- [EXCERPT PROVIDED]
Dimension table techniques

Basic Dimension Table Techniques. These are the rules for how to build the "context" around your data.

1. Dimension Table Structure

Dimension tables are "short and wide." They have relatively fewer rows than fact tables (thousands vs. millions), but many columns (attributes).

  • Purpose: To provide the "Who, What, Where, When, Why" context for the numbers in the fact table.

  • The Rule: Dimension tables should be denormalized. Do not try to save space by creating sub-tables (snowflaking). If you have a "Product" dimension, include the "Category Name" directly in that table as a string. Do not create a separate "Category" table.

2. Dimension Surrogate Keys

  • What it is: A simple integer (1, 2, 3...) created by the data warehouse to uniquely identify a row in a dimension table.

  • Why use it?

    • Independence: If the operational system changes its IDs (e.g., switches from integer IDs to UUIDs), your warehouse doesn't break.

    • Performance: Joining on integers is faster than joining on long strings.

    • History (SCDs): If a customer changes their name, you need two rows for that customer (one for the old name, one for the new). You cannot do this if you rely on the single "Customer ID" from the source system. You need your own unique Surrogate Key for each row.

3. Natural, Durable, and Supernatural Keys

  • Natural Key: The ID from the real world/source system (e.g., Social Security Number, SKU, Email Address).

- [EXERCISE AIM] Carry on with the excerpt on dimension table techniques from the point where it stops. The material that comes next is separate from the dimension table excerpt.

- [MATERIAL]
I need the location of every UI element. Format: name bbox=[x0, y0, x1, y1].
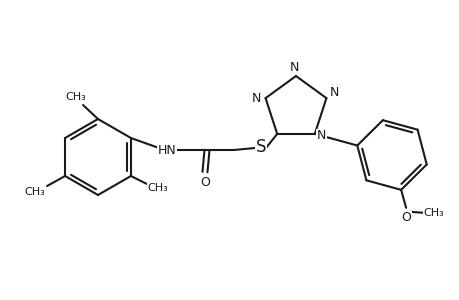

- [SOLVED EXERCISE]
  • Durable Key: A key that never changes for a business entity, even if the source system changes. Often, the Data Warehouse team has to maintain a mapping table to ensure "John Doe" is always "Person 123" even if he switches from system A to system B.

  • Supernatural Key: A whimsical term Kimball uses for keys generated solely within the warehouse to handle permanent identification when source systems are unreliable.

4. Drilling Down

  • Concept: This is the primary action a user takes in a BI tool. "Drilling down" means grouping by a more specific attribute in a dimension.

  • Example: You start by looking at Sales by Region (North, South). You see a spike in the North. You "drill down" by adding the State attribute (NY, NJ, PA) to see exactly where the spike came from.

  • Requirement: For drill-down to work, you need hierarchical attributes (Region State City Zip) stored in the same dimension table.

5. Degenerate Dimensions

  • What it is: A dimension key that sits in the Fact Table but does not join to a dimension table.

  • Common Use Case: Transaction Numbers (Invoice ID, Order ID).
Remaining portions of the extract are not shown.